▸ **TASK DESCRIPTION**:
Using the data below, copy each line that includes the word "design".

------ PROVIDED RECORDS ------

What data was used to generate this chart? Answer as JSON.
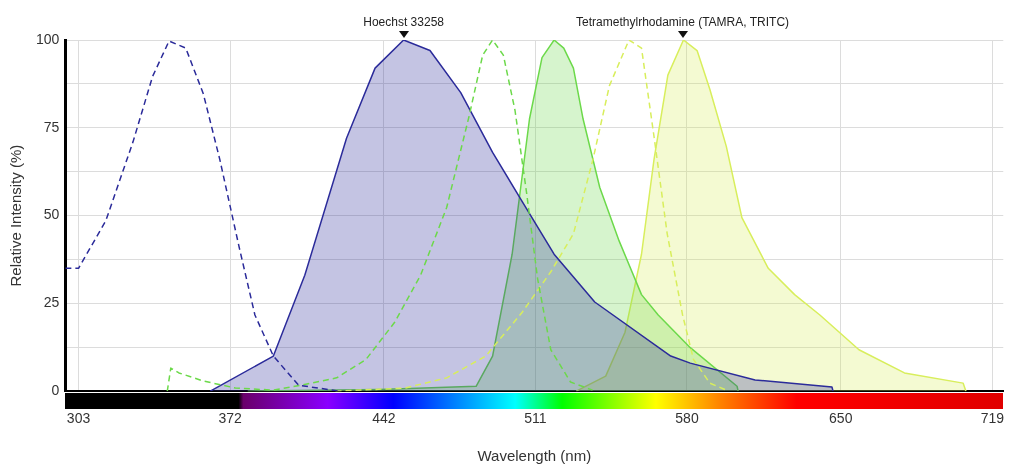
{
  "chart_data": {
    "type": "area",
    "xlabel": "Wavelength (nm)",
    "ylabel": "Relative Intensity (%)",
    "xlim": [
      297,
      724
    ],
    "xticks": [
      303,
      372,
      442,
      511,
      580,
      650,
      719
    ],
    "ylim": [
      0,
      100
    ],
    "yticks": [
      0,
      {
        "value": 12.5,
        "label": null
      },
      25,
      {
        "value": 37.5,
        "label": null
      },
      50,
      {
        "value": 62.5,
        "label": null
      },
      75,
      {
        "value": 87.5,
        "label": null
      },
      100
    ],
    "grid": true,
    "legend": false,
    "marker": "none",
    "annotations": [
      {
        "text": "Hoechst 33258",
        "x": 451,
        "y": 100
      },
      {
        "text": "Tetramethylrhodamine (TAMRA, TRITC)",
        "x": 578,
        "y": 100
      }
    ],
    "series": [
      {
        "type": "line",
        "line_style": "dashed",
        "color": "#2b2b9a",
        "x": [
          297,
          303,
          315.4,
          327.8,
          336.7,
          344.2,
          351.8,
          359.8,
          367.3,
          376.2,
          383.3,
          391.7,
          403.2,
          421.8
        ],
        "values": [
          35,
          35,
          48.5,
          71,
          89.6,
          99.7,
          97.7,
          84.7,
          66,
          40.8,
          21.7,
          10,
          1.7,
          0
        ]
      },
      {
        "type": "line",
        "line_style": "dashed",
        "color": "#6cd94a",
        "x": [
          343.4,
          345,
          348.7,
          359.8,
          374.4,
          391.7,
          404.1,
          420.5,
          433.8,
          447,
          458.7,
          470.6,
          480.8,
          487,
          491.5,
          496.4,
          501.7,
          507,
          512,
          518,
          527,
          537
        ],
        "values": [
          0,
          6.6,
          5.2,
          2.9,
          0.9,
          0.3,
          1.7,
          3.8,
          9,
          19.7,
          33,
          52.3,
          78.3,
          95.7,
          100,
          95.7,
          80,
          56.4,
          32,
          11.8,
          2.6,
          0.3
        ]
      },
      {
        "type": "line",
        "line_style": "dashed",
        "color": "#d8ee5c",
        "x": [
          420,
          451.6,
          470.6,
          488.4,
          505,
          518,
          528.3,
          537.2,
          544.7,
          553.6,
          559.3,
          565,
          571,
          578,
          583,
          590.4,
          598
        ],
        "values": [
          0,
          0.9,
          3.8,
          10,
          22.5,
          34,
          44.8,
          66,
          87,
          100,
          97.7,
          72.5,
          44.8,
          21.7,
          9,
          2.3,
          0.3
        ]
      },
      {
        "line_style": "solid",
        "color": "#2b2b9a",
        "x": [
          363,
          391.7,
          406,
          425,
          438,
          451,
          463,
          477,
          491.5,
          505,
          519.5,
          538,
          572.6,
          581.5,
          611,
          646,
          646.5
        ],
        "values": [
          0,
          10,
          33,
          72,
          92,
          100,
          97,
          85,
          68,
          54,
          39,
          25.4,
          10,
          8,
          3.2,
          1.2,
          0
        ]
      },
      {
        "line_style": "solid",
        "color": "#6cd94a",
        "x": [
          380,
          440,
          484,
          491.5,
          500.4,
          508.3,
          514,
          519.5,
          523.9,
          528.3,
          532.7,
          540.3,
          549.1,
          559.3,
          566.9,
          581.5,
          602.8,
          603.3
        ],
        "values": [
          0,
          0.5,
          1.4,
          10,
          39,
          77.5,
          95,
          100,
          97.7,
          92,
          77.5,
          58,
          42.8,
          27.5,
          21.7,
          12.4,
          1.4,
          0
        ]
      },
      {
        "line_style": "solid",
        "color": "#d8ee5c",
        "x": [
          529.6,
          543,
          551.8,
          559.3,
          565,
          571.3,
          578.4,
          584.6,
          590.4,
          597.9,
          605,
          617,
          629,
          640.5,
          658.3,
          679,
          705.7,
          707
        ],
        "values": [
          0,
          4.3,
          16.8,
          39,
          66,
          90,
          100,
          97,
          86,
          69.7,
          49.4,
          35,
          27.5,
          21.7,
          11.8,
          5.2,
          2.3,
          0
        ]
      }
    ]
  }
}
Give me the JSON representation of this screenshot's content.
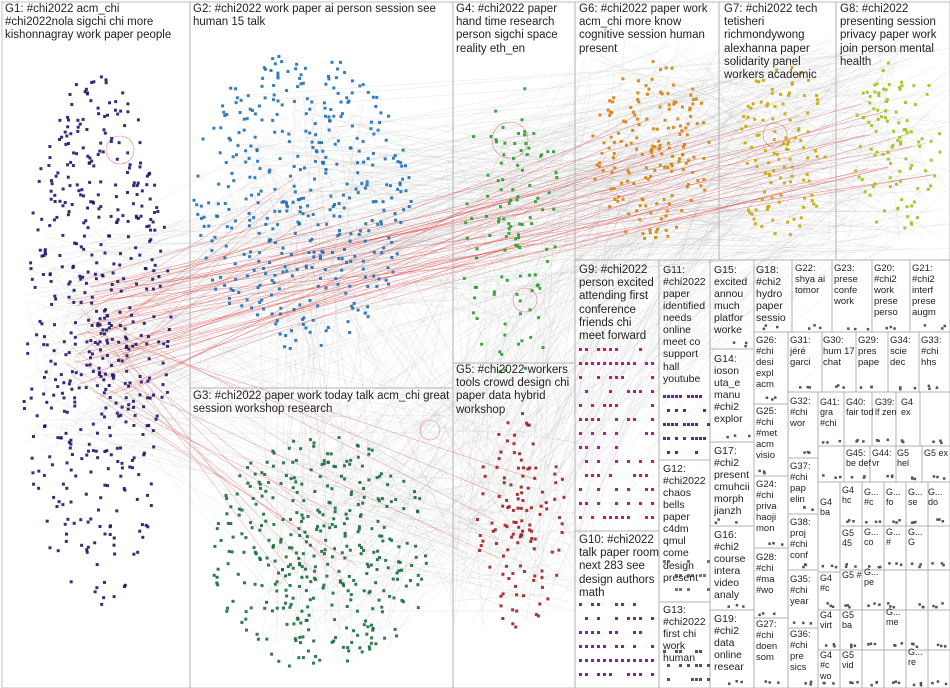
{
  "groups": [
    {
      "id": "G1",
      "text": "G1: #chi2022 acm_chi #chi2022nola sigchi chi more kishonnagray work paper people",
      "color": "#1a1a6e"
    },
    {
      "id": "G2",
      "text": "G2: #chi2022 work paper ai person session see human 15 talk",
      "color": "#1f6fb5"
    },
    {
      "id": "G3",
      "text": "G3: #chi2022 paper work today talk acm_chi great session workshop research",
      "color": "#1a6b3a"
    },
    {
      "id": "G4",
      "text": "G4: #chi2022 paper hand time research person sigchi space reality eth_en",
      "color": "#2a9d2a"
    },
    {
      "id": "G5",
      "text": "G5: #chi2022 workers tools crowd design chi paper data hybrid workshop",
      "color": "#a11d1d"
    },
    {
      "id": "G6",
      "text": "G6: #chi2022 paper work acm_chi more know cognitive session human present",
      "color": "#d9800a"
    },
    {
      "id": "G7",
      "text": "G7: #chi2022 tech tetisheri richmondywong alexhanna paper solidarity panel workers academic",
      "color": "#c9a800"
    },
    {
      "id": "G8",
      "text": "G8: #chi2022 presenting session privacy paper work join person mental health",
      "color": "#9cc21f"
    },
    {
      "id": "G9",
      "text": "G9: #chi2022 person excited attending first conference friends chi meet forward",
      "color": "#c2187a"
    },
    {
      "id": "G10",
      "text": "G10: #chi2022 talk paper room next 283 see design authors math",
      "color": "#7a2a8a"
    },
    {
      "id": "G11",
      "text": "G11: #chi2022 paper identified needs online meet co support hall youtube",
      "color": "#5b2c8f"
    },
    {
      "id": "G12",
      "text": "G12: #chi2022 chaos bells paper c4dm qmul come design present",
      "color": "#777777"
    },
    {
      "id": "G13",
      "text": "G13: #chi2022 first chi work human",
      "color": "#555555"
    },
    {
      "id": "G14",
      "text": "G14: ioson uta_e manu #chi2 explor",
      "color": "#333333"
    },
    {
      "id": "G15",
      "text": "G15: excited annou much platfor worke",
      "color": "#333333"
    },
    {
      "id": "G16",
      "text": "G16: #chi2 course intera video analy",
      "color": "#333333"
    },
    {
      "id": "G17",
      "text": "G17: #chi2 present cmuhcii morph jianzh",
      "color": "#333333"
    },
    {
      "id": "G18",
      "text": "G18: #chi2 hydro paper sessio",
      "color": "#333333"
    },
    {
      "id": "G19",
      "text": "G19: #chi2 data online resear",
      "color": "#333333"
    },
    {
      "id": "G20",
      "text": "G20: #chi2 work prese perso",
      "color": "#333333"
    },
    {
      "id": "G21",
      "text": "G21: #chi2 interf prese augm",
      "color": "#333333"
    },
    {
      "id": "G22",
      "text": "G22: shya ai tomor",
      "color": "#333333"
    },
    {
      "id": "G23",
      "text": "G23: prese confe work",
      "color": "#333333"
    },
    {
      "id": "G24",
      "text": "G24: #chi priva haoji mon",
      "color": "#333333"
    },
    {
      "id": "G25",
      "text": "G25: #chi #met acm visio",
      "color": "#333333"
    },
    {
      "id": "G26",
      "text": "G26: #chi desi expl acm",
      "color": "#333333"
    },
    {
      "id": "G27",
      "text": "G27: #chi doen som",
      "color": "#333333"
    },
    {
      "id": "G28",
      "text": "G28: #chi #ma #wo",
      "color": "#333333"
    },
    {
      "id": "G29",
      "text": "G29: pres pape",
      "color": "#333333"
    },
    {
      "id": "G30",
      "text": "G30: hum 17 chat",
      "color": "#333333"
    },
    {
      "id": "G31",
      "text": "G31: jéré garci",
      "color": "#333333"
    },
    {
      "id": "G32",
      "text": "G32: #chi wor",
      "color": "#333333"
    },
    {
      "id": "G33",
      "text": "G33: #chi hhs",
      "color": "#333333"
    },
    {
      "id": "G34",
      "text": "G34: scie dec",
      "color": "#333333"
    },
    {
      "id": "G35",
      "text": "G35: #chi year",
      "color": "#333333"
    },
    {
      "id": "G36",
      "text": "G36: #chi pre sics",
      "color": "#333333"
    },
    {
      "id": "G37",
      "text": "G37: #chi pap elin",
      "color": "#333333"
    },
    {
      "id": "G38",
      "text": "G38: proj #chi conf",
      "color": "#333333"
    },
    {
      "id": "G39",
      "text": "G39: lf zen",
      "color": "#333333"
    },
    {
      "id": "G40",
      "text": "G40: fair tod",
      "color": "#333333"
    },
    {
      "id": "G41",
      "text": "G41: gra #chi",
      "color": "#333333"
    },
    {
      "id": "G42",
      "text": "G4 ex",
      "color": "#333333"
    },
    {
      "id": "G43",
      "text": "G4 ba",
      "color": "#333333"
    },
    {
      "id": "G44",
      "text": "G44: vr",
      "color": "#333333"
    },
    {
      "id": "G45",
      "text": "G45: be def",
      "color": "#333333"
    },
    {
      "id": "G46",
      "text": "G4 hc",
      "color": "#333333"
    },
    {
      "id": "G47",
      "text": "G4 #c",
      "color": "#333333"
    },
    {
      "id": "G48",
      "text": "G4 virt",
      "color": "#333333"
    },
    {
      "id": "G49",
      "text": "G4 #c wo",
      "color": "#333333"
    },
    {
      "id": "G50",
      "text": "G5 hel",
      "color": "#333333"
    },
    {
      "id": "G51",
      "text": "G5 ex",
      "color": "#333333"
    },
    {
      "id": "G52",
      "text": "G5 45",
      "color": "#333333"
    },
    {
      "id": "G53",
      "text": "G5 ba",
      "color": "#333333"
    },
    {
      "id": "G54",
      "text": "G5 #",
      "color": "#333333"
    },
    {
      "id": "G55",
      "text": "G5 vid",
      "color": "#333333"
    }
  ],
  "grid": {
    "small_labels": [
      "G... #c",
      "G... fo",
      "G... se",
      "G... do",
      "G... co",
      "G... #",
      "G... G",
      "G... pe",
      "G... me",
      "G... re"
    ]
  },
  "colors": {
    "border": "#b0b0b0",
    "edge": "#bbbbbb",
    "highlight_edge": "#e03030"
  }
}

------

▸ **RESULT FOR THIS TASK**:
      "text": "G5: #chi2022 workers tools crowd design chi paper data hybrid workshop",
      "text": "G10: #chi2022 talk paper room next 283 see design authors math",
      "text": "G12: #chi2022 chaos bells paper c4dm qmul come design present",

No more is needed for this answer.